Write the material out again exactly as it stands.

## BEGIN Records for the task

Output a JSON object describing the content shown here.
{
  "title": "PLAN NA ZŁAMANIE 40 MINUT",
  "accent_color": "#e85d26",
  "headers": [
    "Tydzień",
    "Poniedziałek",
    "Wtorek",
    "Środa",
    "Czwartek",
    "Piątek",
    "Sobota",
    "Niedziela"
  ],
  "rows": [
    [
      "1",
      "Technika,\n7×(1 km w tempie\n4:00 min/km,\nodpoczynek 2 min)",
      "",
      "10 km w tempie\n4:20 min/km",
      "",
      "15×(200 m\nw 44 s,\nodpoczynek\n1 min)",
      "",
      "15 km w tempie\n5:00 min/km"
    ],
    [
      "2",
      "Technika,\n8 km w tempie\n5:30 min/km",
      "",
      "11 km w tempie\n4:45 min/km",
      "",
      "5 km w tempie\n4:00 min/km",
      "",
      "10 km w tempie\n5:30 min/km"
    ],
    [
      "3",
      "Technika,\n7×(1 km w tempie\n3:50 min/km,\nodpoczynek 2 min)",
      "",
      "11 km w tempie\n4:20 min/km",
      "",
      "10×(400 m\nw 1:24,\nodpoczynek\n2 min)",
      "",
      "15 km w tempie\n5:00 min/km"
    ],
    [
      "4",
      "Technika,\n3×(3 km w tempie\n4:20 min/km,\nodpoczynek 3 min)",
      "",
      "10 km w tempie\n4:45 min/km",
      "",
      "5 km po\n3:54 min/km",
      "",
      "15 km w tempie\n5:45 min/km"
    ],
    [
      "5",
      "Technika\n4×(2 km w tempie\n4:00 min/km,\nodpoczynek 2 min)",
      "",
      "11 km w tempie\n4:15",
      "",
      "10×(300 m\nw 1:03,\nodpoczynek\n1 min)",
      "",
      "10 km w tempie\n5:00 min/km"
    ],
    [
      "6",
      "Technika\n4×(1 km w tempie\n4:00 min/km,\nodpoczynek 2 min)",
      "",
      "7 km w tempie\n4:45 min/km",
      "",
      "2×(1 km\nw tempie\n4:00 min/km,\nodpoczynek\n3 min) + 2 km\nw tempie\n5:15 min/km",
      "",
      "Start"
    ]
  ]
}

## END Records for the task

Solved problem:
Output a JSON object describing the content shown here.
{
  "title": "PLAN NA ZŁAMANIE 40 MINUT",
  "accent_color": "#e85d26",
  "headers": [
    "Tydzień",
    "Poniedziałek",
    "Wtorek",
    "Środa",
    "Czwartek",
    "Piątek",
    "Sobota",
    "Niedziela"
  ],
  "rows": [
    [
      "1",
      "Technika,\n7×(1 km w tempie\n4:00 min/km,\nodpoczynek 2 min)",
      "",
      "10 km w tempie\n4:20 min/km",
      "",
      "15×(200 m\nw 44 s,\nodpoczynek\n1 min)",
      "",
      "15 km w tempie\n5:00 min/km"
    ],
    [
      "2",
      "Technika,\n8 km w tempie\n5:30 min/km",
      "",
      "11 km w tempie\n4:45 min/km",
      "",
      "5 km w tempie\n4:00 min/km",
      "",
      "10 km w tempie\n5:30 min/km"
    ],
    [
      "3",
      "Technika,\n7×(1 km w tempie\n3:50 min/km,\nodpoczynek 2 min)",
      "",
      "11 km w tempie\n4:20 min/km",
      "",
      "10×(400 m\nw 1:24,\nodpoczynek\n2 min)",
      "",
      "15 km w tempie\n5:00 min/km"
    ],
    [
      "4",
      "Technika,\n3×(3 km w tempie\n4:20 min/km,\nodpoczynek 3 min)",
      "",
      "10 km w tempie\n4:45 min/km",
      "",
      "5 km po\n3:54 min/km",
      "",
      "15 km w tempie\n5:45 min/km"
    ],
    [
      "5",
      "Technika\n4×(2 km w tempie\n4:00 min/km,\nodpoczynek 2 min)",
      "",
      "11 km w tempie\n4:15",
      "",
      "10×(300 m\nw 1:03,\nodpoczynek\n1 min)",
      "",
      "10 km w tempie\n5:00 min/km"
    ],
    [
      "6",
      "Technika\n4×(1 km w tempie\n4:00 min/km,\nodpoczynek 2 min)",
      "",
      "7 km w tempie\n4:45 min/km",
      "",
      "2×(1 km\nw tempie\n4:00 min/km,\nodpoczynek\n3 min) + 2 km\nw tempie\n5:15 min/km",
      "",
      "Start"
    ]
  ]
}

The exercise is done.